=== Data extract ===
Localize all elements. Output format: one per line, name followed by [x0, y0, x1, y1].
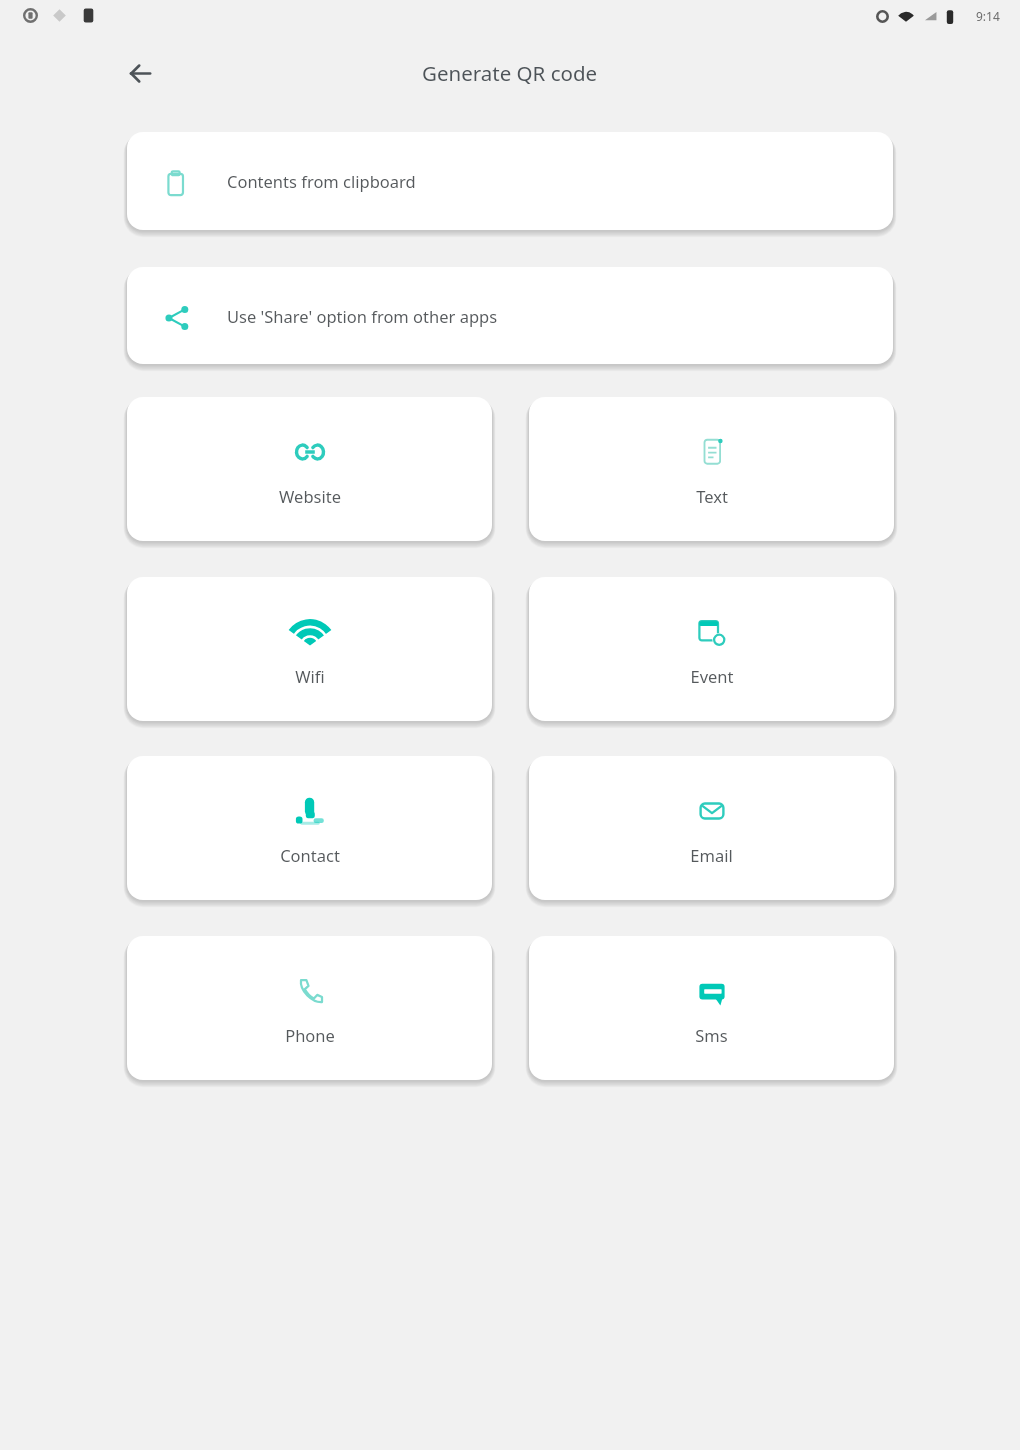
staticText: Text — [696, 485, 728, 507]
button[interactable]: Text — [529, 397, 894, 541]
staticText: Website — [279, 485, 341, 507]
button[interactable]: Wifi — [127, 577, 492, 721]
button[interactable]: Back — [112, 53, 168, 93]
staticText: Email — [690, 844, 733, 866]
button[interactable]: Contact — [127, 756, 492, 900]
button[interactable]: Event — [529, 577, 894, 721]
staticText: Generate QR code — [422, 59, 598, 87]
staticText: Contact — [280, 844, 340, 866]
staticText: Sms — [695, 1024, 728, 1046]
button[interactable]: Contents from clipboard — [127, 132, 893, 230]
staticText: Contents from clipboard — [227, 170, 416, 192]
button[interactable]: Phone — [127, 936, 492, 1080]
staticText: Wifi — [295, 665, 325, 687]
button[interactable]: Use 'Share' option from other apps — [127, 267, 893, 364]
staticText: Use 'Share' option from other apps — [227, 305, 498, 327]
staticText: Event — [690, 665, 734, 687]
staticText: 9:14 — [976, 8, 1000, 24]
staticText: Phone — [285, 1024, 335, 1046]
button[interactable]: Email — [529, 756, 894, 900]
button[interactable]: Website — [127, 397, 492, 541]
button[interactable]: Sms — [529, 936, 894, 1080]
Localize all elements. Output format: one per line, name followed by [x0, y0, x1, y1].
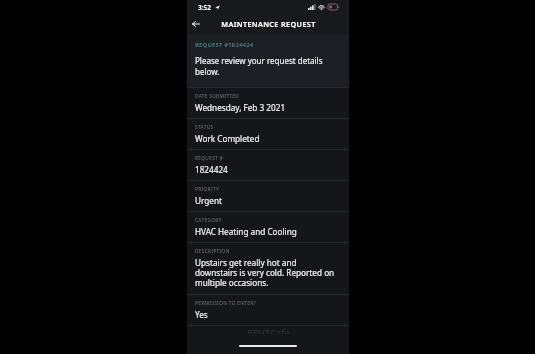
staticText: Wednesday, Feb 3 2021	[195, 102, 286, 113]
button[interactable]: Back	[187, 15, 205, 33]
staticText: STATUS	[195, 124, 214, 131]
staticText: 1824424	[195, 164, 228, 175]
staticText: Please review your request details below…	[195, 55, 341, 77]
button[interactable]: REQUEST #	[187, 150, 349, 180]
staticText: HVAC Heating and Cooling	[195, 226, 297, 237]
staticText: CATEGORY	[195, 217, 222, 224]
button[interactable]: PERMISSION TO ENTER?	[187, 295, 349, 325]
staticText: Yes	[195, 309, 208, 320]
staticText: PRIORITY	[195, 186, 220, 193]
staticText: DESCRIPTION	[195, 248, 230, 255]
staticText: REQUEST #1824424	[195, 41, 254, 49]
button[interactable]: PRIORITY	[187, 181, 349, 211]
staticText: Upstairs get really hot and downstairs i…	[195, 257, 339, 289]
staticText: MAINTENANCE REQUEST	[221, 19, 316, 29]
staticText: RENTCafé	[247, 326, 290, 334]
staticText: DATE SUBMITTED	[195, 93, 240, 100]
staticText: Urgent	[195, 195, 222, 206]
button[interactable]: DESCRIPTION	[187, 243, 349, 294]
button[interactable]: CATEGORY	[187, 212, 349, 242]
button[interactable]: STATUS	[187, 119, 349, 149]
staticText: REQUEST #	[195, 155, 224, 162]
staticText: Work Completed	[195, 133, 260, 144]
button[interactable]: DATE SUBMITTED	[187, 88, 349, 118]
staticText: PERMISSION TO ENTER?	[195, 300, 256, 307]
staticText: 3:52	[198, 3, 211, 12]
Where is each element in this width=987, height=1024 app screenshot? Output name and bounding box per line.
===
▸ What the task requires
Copy every one of the records above word for word, leaving out the pictures.

▸ Solution below
Localize all elements. Output format: one per line, name followed by [x0, y0, x1, y1].
staticText: Text — [696, 485, 728, 507]
button[interactable]: Text — [529, 397, 894, 541]
staticText: Website — [279, 485, 341, 507]
button[interactable]: Wifi — [127, 577, 492, 721]
button[interactable]: Back — [112, 53, 168, 93]
staticText: Email — [690, 844, 733, 866]
button[interactable]: Contact — [127, 756, 492, 900]
button[interactable]: Event — [529, 577, 894, 721]
staticText: Generate QR code — [422, 59, 598, 87]
staticText: Contact — [280, 844, 340, 866]
staticText: Sms — [695, 1024, 728, 1046]
button[interactable]: Contents from clipboard — [127, 132, 893, 230]
staticText: Contents from clipboard — [227, 170, 416, 192]
button[interactable]: Phone — [127, 936, 492, 1080]
staticText: Wifi — [295, 665, 325, 687]
button[interactable]: Use 'Share' option from other apps — [127, 267, 893, 364]
staticText: Use 'Share' option from other apps — [227, 305, 498, 327]
staticText: Event — [690, 665, 734, 687]
staticText: 9:14 — [976, 8, 1000, 24]
staticText: Phone — [285, 1024, 335, 1046]
button[interactable]: Email — [529, 756, 894, 900]
button[interactable]: Website — [127, 397, 492, 541]
button[interactable]: Sms — [529, 936, 894, 1080]
Localize all elements. Output format: one per line, name followed by [x0, y0, x1, y1].
staticText: Wednesday, Feb 3 2021	[195, 102, 286, 113]
button[interactable]: Back	[187, 15, 205, 33]
staticText: STATUS	[195, 124, 214, 131]
staticText: 1824424	[195, 164, 228, 175]
staticText: Please review your request details below…	[195, 55, 341, 77]
button[interactable]: REQUEST #	[187, 150, 349, 180]
staticText: HVAC Heating and Cooling	[195, 226, 297, 237]
staticText: CATEGORY	[195, 217, 222, 224]
button[interactable]: PERMISSION TO ENTER?	[187, 295, 349, 325]
staticText: Yes	[195, 309, 208, 320]
staticText: PRIORITY	[195, 186, 220, 193]
staticText: DESCRIPTION	[195, 248, 230, 255]
staticText: REQUEST #1824424	[195, 41, 254, 49]
button[interactable]: PRIORITY	[187, 181, 349, 211]
staticText: Upstairs get really hot and downstairs i…	[195, 257, 339, 289]
staticText: MAINTENANCE REQUEST	[221, 19, 316, 29]
staticText: RENTCafé	[247, 326, 290, 334]
staticText: DATE SUBMITTED	[195, 93, 240, 100]
staticText: Urgent	[195, 195, 222, 206]
button[interactable]: DESCRIPTION	[187, 243, 349, 294]
button[interactable]: CATEGORY	[187, 212, 349, 242]
button[interactable]: STATUS	[187, 119, 349, 149]
staticText: REQUEST #	[195, 155, 224, 162]
staticText: Work Completed	[195, 133, 260, 144]
button[interactable]: DATE SUBMITTED	[187, 88, 349, 118]
staticText: PERMISSION TO ENTER?	[195, 300, 256, 307]
staticText: 3:52	[198, 3, 211, 12]
Where is each element in this width=987, height=1024 app screenshot? Output name and bounding box per line.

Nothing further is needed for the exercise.